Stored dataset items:
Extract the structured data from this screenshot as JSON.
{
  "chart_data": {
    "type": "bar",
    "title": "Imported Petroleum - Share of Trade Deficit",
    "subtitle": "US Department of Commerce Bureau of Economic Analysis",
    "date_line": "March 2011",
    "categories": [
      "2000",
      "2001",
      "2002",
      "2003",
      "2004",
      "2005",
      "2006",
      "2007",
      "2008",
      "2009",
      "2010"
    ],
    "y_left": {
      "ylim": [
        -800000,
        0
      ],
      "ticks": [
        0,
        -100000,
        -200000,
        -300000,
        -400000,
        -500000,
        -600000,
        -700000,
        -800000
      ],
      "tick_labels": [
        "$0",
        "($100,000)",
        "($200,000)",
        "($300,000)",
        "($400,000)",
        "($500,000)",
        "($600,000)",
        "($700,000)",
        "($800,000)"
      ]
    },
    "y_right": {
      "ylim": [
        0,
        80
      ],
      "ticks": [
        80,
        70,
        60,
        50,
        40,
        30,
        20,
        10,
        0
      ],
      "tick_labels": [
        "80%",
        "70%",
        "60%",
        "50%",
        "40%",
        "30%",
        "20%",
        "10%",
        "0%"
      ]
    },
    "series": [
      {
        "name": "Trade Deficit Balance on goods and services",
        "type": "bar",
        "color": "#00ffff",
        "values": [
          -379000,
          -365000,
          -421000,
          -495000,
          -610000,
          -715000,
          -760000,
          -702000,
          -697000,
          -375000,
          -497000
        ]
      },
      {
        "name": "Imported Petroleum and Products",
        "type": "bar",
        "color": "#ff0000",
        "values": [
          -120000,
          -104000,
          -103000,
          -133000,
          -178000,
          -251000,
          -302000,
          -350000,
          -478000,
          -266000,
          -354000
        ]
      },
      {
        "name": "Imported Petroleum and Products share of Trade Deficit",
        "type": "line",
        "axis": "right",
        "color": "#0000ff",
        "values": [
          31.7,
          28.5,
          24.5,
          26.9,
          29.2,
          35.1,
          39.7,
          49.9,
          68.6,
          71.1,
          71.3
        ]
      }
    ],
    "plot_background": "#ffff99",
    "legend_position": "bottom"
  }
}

Request: In the records, locate each line holding the string "name" and copy it.

Right answer:
        "name": "Trade Deficit Balance on goods and services",
        "name": "Imported Petroleum and Products",
        "name": "Imported Petroleum and Products share of Trade Deficit",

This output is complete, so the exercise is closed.